TASK TO CARRY OUT:
Your task is to output all the records below, word for word.

Figure dataset records:

══════════════════════════════

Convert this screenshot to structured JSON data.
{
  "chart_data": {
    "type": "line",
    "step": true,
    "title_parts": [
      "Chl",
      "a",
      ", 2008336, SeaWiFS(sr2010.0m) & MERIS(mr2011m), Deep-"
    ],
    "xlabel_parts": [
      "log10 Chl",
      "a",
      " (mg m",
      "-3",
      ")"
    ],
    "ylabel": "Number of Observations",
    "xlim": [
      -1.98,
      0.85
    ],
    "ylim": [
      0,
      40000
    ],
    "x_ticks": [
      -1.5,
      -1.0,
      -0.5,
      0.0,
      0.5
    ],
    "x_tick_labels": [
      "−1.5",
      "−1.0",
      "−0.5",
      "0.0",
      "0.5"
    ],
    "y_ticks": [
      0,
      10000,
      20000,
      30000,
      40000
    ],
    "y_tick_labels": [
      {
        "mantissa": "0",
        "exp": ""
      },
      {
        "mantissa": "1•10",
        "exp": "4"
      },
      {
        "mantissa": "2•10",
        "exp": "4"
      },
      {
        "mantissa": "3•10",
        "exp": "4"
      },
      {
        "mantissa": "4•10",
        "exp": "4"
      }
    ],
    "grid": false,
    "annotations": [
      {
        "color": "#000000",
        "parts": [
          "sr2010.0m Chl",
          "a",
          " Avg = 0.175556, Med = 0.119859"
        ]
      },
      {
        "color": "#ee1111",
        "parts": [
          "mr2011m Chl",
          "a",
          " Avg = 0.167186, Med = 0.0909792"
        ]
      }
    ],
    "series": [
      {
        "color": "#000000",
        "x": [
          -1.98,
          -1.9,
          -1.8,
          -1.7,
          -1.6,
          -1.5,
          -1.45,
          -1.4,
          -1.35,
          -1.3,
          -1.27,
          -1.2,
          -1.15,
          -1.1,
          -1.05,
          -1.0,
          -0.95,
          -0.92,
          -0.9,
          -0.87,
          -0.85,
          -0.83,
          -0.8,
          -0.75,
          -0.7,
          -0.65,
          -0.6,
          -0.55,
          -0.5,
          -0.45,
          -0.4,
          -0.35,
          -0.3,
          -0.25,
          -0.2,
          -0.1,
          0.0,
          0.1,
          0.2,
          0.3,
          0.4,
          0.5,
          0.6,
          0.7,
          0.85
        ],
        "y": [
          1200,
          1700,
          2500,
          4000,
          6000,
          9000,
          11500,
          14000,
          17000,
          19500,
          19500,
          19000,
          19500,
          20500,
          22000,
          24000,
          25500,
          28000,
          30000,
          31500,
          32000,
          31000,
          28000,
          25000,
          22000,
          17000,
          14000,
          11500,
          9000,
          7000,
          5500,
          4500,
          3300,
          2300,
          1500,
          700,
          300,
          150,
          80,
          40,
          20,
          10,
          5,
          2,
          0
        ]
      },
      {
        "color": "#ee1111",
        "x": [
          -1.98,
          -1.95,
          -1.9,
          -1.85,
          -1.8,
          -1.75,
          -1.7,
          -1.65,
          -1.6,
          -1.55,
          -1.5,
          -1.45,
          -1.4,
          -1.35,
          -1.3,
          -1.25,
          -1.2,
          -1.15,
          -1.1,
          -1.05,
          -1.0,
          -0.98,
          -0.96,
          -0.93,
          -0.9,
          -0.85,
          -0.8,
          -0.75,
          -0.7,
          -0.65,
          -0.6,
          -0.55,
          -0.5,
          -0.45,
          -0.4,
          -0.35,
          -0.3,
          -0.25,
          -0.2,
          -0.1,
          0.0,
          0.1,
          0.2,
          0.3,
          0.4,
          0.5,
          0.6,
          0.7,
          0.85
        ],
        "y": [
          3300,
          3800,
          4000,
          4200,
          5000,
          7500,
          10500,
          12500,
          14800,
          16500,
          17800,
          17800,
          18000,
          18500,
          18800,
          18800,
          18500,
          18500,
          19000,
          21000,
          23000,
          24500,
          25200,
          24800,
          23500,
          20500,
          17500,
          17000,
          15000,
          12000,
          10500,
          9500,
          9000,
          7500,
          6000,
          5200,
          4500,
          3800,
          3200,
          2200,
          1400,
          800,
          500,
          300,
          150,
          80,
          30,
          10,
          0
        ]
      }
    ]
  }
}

══════════════════════════════

RESULT OF THE TASK:
Convert this screenshot to structured JSON data.
{
  "chart_data": {
    "type": "line",
    "step": true,
    "title_parts": [
      "Chl",
      "a",
      ", 2008336, SeaWiFS(sr2010.0m) & MERIS(mr2011m), Deep-"
    ],
    "xlabel_parts": [
      "log10 Chl",
      "a",
      " (mg m",
      "-3",
      ")"
    ],
    "ylabel": "Number of Observations",
    "xlim": [
      -1.98,
      0.85
    ],
    "ylim": [
      0,
      40000
    ],
    "x_ticks": [
      -1.5,
      -1.0,
      -0.5,
      0.0,
      0.5
    ],
    "x_tick_labels": [
      "−1.5",
      "−1.0",
      "−0.5",
      "0.0",
      "0.5"
    ],
    "y_ticks": [
      0,
      10000,
      20000,
      30000,
      40000
    ],
    "y_tick_labels": [
      {
        "mantissa": "0",
        "exp": ""
      },
      {
        "mantissa": "1•10",
        "exp": "4"
      },
      {
        "mantissa": "2•10",
        "exp": "4"
      },
      {
        "mantissa": "3•10",
        "exp": "4"
      },
      {
        "mantissa": "4•10",
        "exp": "4"
      }
    ],
    "grid": false,
    "annotations": [
      {
        "color": "#000000",
        "parts": [
          "sr2010.0m Chl",
          "a",
          " Avg = 0.175556, Med = 0.119859"
        ]
      },
      {
        "color": "#ee1111",
        "parts": [
          "mr2011m Chl",
          "a",
          " Avg = 0.167186, Med = 0.0909792"
        ]
      }
    ],
    "series": [
      {
        "color": "#000000",
        "x": [
          -1.98,
          -1.9,
          -1.8,
          -1.7,
          -1.6,
          -1.5,
          -1.45,
          -1.4,
          -1.35,
          -1.3,
          -1.27,
          -1.2,
          -1.15,
          -1.1,
          -1.05,
          -1.0,
          -0.95,
          -0.92,
          -0.9,
          -0.87,
          -0.85,
          -0.83,
          -0.8,
          -0.75,
          -0.7,
          -0.65,
          -0.6,
          -0.55,
          -0.5,
          -0.45,
          -0.4,
          -0.35,
          -0.3,
          -0.25,
          -0.2,
          -0.1,
          0.0,
          0.1,
          0.2,
          0.3,
          0.4,
          0.5,
          0.6,
          0.7,
          0.85
        ],
        "y": [
          1200,
          1700,
          2500,
          4000,
          6000,
          9000,
          11500,
          14000,
          17000,
          19500,
          19500,
          19000,
          19500,
          20500,
          22000,
          24000,
          25500,
          28000,
          30000,
          31500,
          32000,
          31000,
          28000,
          25000,
          22000,
          17000,
          14000,
          11500,
          9000,
          7000,
          5500,
          4500,
          3300,
          2300,
          1500,
          700,
          300,
          150,
          80,
          40,
          20,
          10,
          5,
          2,
          0
        ]
      },
      {
        "color": "#ee1111",
        "x": [
          -1.98,
          -1.95,
          -1.9,
          -1.85,
          -1.8,
          -1.75,
          -1.7,
          -1.65,
          -1.6,
          -1.55,
          -1.5,
          -1.45,
          -1.4,
          -1.35,
          -1.3,
          -1.25,
          -1.2,
          -1.15,
          -1.1,
          -1.05,
          -1.0,
          -0.98,
          -0.96,
          -0.93,
          -0.9,
          -0.85,
          -0.8,
          -0.75,
          -0.7,
          -0.65,
          -0.6,
          -0.55,
          -0.5,
          -0.45,
          -0.4,
          -0.35,
          -0.3,
          -0.25,
          -0.2,
          -0.1,
          0.0,
          0.1,
          0.2,
          0.3,
          0.4,
          0.5,
          0.6,
          0.7,
          0.85
        ],
        "y": [
          3300,
          3800,
          4000,
          4200,
          5000,
          7500,
          10500,
          12500,
          14800,
          16500,
          17800,
          17800,
          18000,
          18500,
          18800,
          18800,
          18500,
          18500,
          19000,
          21000,
          23000,
          24500,
          25200,
          24800,
          23500,
          20500,
          17500,
          17000,
          15000,
          12000,
          10500,
          9500,
          9000,
          7500,
          6000,
          5200,
          4500,
          3800,
          3200,
          2200,
          1400,
          800,
          500,
          300,
          150,
          80,
          30,
          10,
          0
        ]
      }
    ]
  }
}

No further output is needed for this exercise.